What you have to do: Find each line with the string "Nazeef" and copy it.

Given entries:
···

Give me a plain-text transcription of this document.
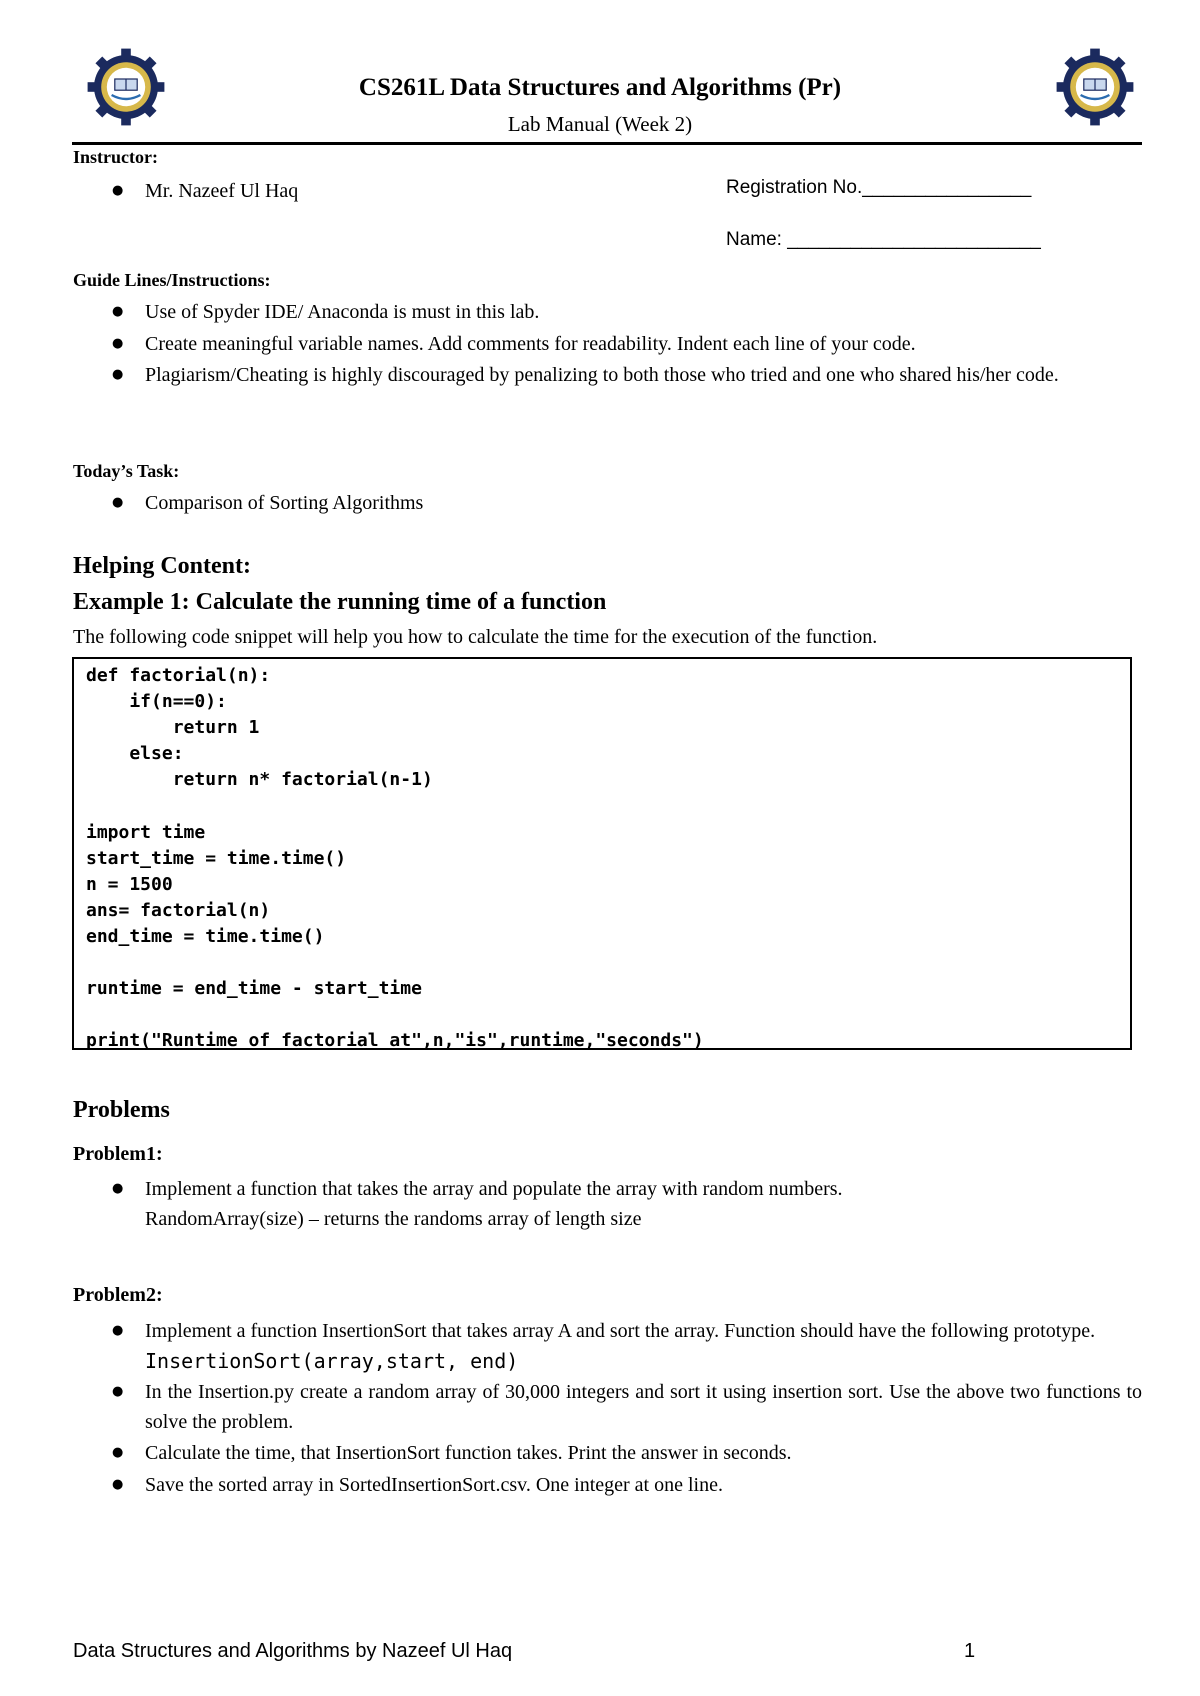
CS261L Data Structures and Algorithms (Pr)
Lab Manual (Week 2)
Instructor:
● Mr. Nazeef Ul Haq	Registration No.________________
Name: ________________________
Guide Lines/Instructions:
● Use of Spyder IDE/ Anaconda is must in this lab.
● Create meaningful variable names. Add comments for readability. Indent each line of your code.
● Plagiarism/Cheating is highly discouraged by penalizing to both those who tried and one who shared his/her code.
Today’s Task:
● Comparison of Sorting Algorithms
Helping Content:
Example 1: Calculate the running time of a function
The following code snippet will help you how to calculate the time for the execution of the function.
def factorial(n):
if(n==0):
return 1
else:
return n* factorial(n-1)

import time
start_time = time.time()
n = 1500
ans= factorial(n)
end_time = time.time()

runtime = end_time - start_time

print("Runtime of factorial at",n,"is",runtime,"seconds")
Problems
Problem1:
● Implement a function that takes the array and populate the array with random numbers.
RandomArray(size) – returns the randoms array of length size
Problem2:
● Implement a function InsertionSort that takes array A and sort the array. Function should have the following prototype.
InsertionSort(array,start, end)
● In the Insertion.py create a random array of 30,000 integers and sort it using insertion sort. Use the above two functions to solve the problem.
● Calculate the time, that InsertionSort function takes. Print the answer in seconds.
● Save the sorted array in SortedInsertionSort.csv. One integer at one line.
Data Structures and Algorithms by Nazeef Ul Haq	1
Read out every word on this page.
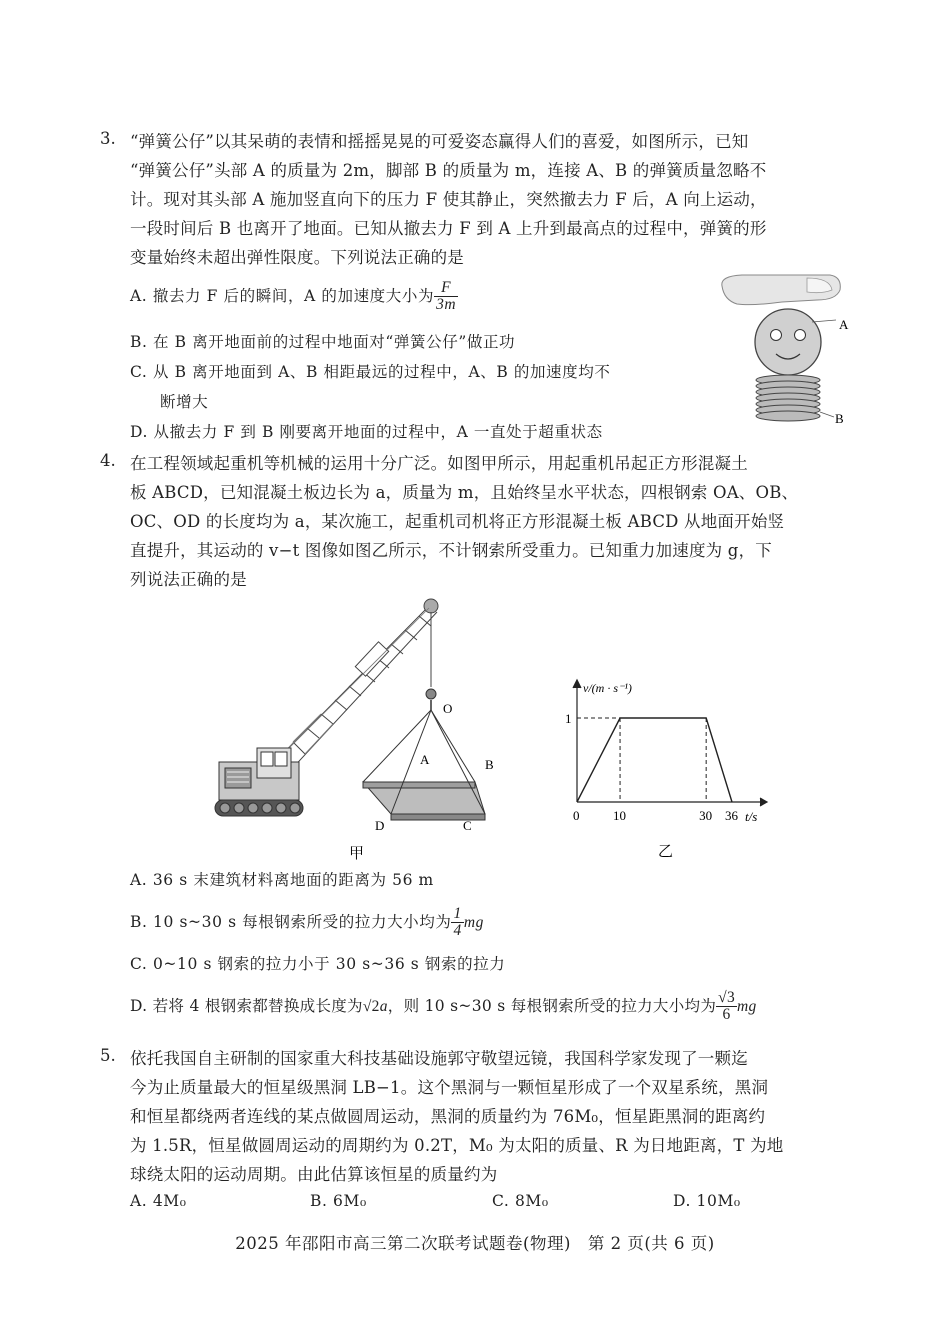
3. “弹簧公仔”以其呆萌的表情和摇摇晃晃的可爱姿态赢得人们的喜爱，如图所示，已知
“弹簧公仔”头部 A 的质量为 2m，脚部 B 的质量为 m，连接 A、B 的弹簧质量忽略不
计。现对其头部 A 施加竖直向下的压力 F 使其静止，突然撤去力 F 后，A 向上运动，
一段时间后 B 也离开了地面。已知从撤去力 F 到 A 上升到最高点的过程中，弹簧的形
变量始终未超出弹性限度。下列说法正确的是
A. 撤去力 F 后的瞬间，A 的加速度大小为 $\frac{F}{3m}$
B. 在 B 离开地面前的过程中地面对“弹簧公仔”做正功
C. 从 B 离开地面到 A、B 相距最远的过程中，A、B 的加速度均不
断增大
D. 从撤去力 F 到 B 刚要离开地面的过程中，A 一直处于超重状态
A
B
4. 在工程领域起重机等机械的运用十分广泛。如图甲所示，用起重机吊起正方形混凝土
板 ABCD，已知混凝土板边长为 a，质量为 m，且始终呈水平状态，四根钢索 OA、OB、
OC、OD 的长度均为 a，某次施工，起重机司机将正方形混凝土板 ABCD 从地面开始竖
直提升，其运动的 v−t 图像如图乙所示，不计钢索所受重力。已知重力加速度为 g，下
列说法正确的是
O
A	B
C
D
甲
v/(m · s⁻¹)
t/s
0	10	30 36
1
乙
A. 36 s 末建筑材料离地面的距离为 56 m
B. 10 s~30 s 每根钢索所受的拉力大小均为 $\frac{1}{4}$ mg
C. 0~10 s 钢索的拉力小于 30 s~36 s 钢索的拉力
D. 若将 4 根钢索都替换成长度为√2a，则 10 s~30 s 每根钢索所受的拉力大小均为 $\frac{√3}{6}$ mg
5. 依托我国自主研制的国家重大科技基础设施郭守敬望远镜，我国科学家发现了一颗迄
今为止质量最大的恒星级黑洞 LB−1。这个黑洞与一颗恒星形成了一个双星系统，黑洞
和恒星都绕两者连线的某点做圆周运动，黑洞的质量约为 76M₀，恒星距黑洞的距离约
为 1.5R，恒星做圆周运动的周期约为 0.2T，M₀ 为太阳的质量、R 为日地距离，T 为地
球绕太阳的运动周期。由此估算该恒星的质量约为
A. 4M₀	B. 6M₀	C. 8M₀	D. 10M₀
2025 年邵阳市高三第二次联考试题卷(物理)　第 2 页(共 6 页)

···

Finished task:
● Mr. Nazeef Ul Haq	Registration No.________________
Data Structures and Algorithms by Nazeef Ul Haq	1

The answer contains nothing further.